Lista de tarefas:
A – Liste todas as pessoas citadas pelo nome no trecho sobre as origens do universo.
B – Continue o trecho sobre as origens do universo a partir do ponto em que ele termina.

Trecho do documento:
--------------------

Agora sabemos que a matéria é realmente uma forma altamente comprimida de
energia. (...) Então se descomprimirmos um pouquinho de matéria, teremos uma
enorme quantidade de energia. É o que acontece quando uma bomba H explode.”
(pág 38)
“Algumas estruturas ou padrões
durarão bilhões de anos, algumas, uma fração de segundo, mas nenhuma se
conserva. Elas são evanescentes, como ondas na superfície do oceano. A primeira
lei da termodinâmica nos diz que o oceano de energia está sempre presente; ele
se conserva. A segunda lei da termodinâmica nos diz que todas as formas que
emergem acabarão por se dissolver no oceano de energia. As formas, como os
movimentos de uma dança, não se conservam.” (pág 38)
“Se existe um vilão na história
moderna das origens, é certamente a entropia, a tendência aparentemente
universal das estruturas a se dissolverem na aleatoriedade. A entropia é o
servidor fiel da segunda lei da termodinâmica. Então, se pensarmos na entropia
como uma personagem da nossa história, devemos imaginá-la como dissoluta, à
espreita, indiferente à dor e ao sofrimento dos outros, sem interesse em olhar
nos nossos olhos. A entropia também é muito, muito perigosa e, no final, nos
apanhará a todos. A entropia está no final de todas as histórias das origens.
Ela dissolverá todas as estruturas, todas as formas, todas as estrelas, todas
as galáxias e todas as células vivas.” (pág 40)
“Joseph Campbell descreveu
poeticamente o papel da entropia em um livro sobre mitologia: ‘o mundo, tal
como o conhecemos, produz apenas um final: morte, desintegração, desmembramento
e crucificação do nosso coração com a passagem das formas que amamos.” (pág 40)
“Hoje, as evidências de que o
nosso universo começou num big bang são esmagadoras. Muitos detalhes ainda
precisam ser aprofundados, mas por enquanto, a ideia central está firmemente
estabelecida como o primeiro capítulo de uma história moderna das origens. Essa
é a inicialização. E, assim como a física quântica permite que as coisas
apareçam de um vácuo, parece que o universo inteiro realmente surgiu de uma
espécie de nada cheio de potencial.” (pág 53)
“A humanidade é feita da
substância das estrelas.” (Harlow Shapley, Vista de uma estrela distante) (pág
54)
“Na verdade, existem apenas
átomos e o vazio.” (Demócrito) (pág 74)
“Passei a tarde refletindo sobre
a vida. Pensando bem, que coisa esquisita é a vida! Tão diferente de qualquer
outra coisa, não é, se você me entende.” (P.G Wodehouse, Meu homem Jeeves) (pág
95).
“Em sua forma mais geral, a
informação consiste em regras que afetam os resultados por meio da limitação
das possibilidades. Uma das definições mais famosas de informação é ‘uma
diferença que faz diferença’. As regras determinam, a partir de todas as opções
concebíveis, quase mudanças são realmente possíveis em um determinado momento e
lugar, e isso faz uma diferença. A informação começa com as leis da física, o
sistema operacional básico do nosso universo. As leis da física dirigem a
mudança para caminhos específicos, como aqueles pelos quais a gravidade criou
as primeiras estrelas. Nesse sentido muito geral, a informação limita o que é
possível, por isso reduz a aleatoriedade.” (pág 99)

--------------------

Material de origem:
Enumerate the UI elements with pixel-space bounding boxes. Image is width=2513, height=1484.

--------------------

Respostas escritas:
A – Joseph Campbell, Harlow Shapley, Demócrito, P.G Wodehouse

B –
“O filósofo Daniel Dennett
escreve: ‘Os animais não são apenas herbívoros ou carnívoros. São...
informívoros’. Com efeito, todos os organismos vivos são informívoros. Todos
eles consomem informações, e os mecanismos que usam para ler e reagir a
informações locais -sejam olhos e
tentáculos, músculos e cérebros – são responsáveis por grande parte da
complexidade dos organismos vivos.” (pág 100)
“O que distingue a vida da não
vida? A vida é tão difícil de definir quanto a complexidade ou a informação, e
parece haver uma zona de fronteira turva entre a vida e a não vida.” (pág 101)
“Todas as coisas vivas na Terra
consistem em células.” (pág 102)
“Todos os organismos vivos
dependem de fluxos de energia livre cuidadosamente administrados.” (pág 102)
“Tais como estrelas e planetas
formados durante períodos de mudança caótica, as células acabaram se fixando
numa espécie de estabilidade quando começaram a administrar pequenas flutuações
em seus ambientes e a reagir contra eles. As células alcançariam um equilíbrio
temporário; o mesmo aconteceria com espécies e linhagens inteiras e grupos de
espécies. Mas nunca houve um equilíbrio estático. Sempre foi dinâmico, sempre
mantido por uma constante negociação entre organismos vivos e ambientes em
mutação, e sempre correndo o perigo de um colapso repentino.” (pág 121)
“Em 1885, Eduard Suess sugeriu
que, por volta de 200 milhões de anos antes, todos os continentes estavam reunidos
em um supercontinente. Sabemos agora que ele estava absolutamente certo.” (pág
124)
“Outrora reunidos no
supercontinente da Pangeia, ou Pangaia (palavra grega que significa “toda a
terra”), eles gradualmente se afastaram e se moveram para suas posições
atuais.” (pág 125)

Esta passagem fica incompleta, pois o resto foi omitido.